--- Data shown ---
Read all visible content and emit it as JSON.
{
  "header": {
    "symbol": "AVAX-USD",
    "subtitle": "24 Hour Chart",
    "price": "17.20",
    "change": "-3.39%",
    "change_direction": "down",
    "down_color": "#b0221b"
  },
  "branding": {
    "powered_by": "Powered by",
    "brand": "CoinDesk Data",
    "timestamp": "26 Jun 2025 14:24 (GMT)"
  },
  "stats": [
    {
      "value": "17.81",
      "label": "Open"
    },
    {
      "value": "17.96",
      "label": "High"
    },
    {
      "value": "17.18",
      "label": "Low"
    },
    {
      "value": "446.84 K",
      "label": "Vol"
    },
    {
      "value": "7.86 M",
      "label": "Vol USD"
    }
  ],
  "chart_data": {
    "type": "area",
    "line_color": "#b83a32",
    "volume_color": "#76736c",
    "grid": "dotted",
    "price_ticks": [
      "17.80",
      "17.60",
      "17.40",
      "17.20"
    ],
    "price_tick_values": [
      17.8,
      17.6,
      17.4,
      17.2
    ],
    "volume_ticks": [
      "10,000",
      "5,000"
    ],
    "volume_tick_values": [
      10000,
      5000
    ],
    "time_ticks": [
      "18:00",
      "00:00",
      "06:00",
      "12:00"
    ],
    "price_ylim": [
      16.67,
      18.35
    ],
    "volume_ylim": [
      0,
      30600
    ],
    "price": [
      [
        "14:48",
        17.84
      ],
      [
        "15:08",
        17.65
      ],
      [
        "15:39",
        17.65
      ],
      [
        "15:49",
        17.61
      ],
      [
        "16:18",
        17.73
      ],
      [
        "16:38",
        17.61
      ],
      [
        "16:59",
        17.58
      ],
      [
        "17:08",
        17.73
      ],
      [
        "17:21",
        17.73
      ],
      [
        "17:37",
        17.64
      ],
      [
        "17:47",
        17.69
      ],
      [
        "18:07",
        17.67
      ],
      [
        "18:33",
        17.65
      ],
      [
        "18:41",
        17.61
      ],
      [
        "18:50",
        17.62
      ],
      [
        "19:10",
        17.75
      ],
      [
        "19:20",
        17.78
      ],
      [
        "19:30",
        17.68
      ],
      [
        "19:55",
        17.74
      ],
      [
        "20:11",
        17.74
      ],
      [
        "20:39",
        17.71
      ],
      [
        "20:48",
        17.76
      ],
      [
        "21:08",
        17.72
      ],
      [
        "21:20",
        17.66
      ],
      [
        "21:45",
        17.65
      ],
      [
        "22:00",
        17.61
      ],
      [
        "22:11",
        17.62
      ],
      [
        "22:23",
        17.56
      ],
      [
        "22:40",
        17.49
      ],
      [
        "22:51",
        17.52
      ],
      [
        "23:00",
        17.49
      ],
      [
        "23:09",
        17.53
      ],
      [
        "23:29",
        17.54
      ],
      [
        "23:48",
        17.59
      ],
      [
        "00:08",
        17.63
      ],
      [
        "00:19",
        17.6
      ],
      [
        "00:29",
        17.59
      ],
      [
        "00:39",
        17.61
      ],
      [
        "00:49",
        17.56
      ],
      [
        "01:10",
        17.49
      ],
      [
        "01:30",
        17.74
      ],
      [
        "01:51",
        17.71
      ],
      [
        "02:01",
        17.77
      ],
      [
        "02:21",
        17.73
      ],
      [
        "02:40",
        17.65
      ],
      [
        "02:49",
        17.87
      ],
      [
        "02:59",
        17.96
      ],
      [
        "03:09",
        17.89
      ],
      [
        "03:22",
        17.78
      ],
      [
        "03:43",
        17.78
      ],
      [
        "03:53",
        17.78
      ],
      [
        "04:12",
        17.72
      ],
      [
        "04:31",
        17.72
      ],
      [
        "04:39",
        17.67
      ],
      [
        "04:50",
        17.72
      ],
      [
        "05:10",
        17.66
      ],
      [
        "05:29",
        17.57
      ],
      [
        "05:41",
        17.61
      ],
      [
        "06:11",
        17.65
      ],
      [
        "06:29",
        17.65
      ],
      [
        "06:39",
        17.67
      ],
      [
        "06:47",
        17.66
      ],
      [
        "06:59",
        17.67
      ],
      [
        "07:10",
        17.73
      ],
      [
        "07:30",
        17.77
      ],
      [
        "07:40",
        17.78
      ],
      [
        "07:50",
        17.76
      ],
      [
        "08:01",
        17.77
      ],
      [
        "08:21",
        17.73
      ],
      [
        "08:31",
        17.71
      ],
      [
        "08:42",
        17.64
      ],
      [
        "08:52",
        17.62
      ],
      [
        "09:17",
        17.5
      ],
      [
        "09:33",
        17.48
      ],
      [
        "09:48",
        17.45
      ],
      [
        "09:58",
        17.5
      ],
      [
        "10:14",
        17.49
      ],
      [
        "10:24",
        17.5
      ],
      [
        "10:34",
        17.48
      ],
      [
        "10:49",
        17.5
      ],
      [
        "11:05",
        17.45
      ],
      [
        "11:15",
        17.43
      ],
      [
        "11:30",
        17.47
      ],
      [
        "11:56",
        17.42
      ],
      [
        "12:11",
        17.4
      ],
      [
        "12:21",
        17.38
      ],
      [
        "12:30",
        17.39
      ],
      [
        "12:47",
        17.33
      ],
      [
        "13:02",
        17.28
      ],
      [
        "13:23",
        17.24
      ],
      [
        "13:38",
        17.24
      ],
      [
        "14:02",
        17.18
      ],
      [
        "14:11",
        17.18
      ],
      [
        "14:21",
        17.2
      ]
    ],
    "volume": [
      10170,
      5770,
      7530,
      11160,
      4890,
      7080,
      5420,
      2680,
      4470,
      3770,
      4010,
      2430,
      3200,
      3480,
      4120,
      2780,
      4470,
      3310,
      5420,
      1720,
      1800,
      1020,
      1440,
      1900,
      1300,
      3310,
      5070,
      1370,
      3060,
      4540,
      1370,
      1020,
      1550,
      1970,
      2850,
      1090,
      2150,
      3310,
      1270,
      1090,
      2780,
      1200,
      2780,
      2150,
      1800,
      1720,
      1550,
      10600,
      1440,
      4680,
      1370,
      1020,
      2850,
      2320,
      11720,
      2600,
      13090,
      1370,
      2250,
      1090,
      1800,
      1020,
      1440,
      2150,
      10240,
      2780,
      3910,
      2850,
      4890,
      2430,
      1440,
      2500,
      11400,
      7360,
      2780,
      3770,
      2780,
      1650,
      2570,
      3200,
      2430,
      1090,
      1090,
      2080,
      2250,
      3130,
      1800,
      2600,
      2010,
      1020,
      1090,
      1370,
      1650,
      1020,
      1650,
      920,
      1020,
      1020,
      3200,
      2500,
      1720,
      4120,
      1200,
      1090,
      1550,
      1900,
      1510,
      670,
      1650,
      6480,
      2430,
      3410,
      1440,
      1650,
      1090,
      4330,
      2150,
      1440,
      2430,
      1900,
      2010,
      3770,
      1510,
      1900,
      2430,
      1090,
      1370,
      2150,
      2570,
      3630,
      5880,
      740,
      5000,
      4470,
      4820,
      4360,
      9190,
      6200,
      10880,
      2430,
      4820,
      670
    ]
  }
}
---
→ Brief
Determine how many lines of the records above contain the word "label", and report only that number.

→ Solved exercise
5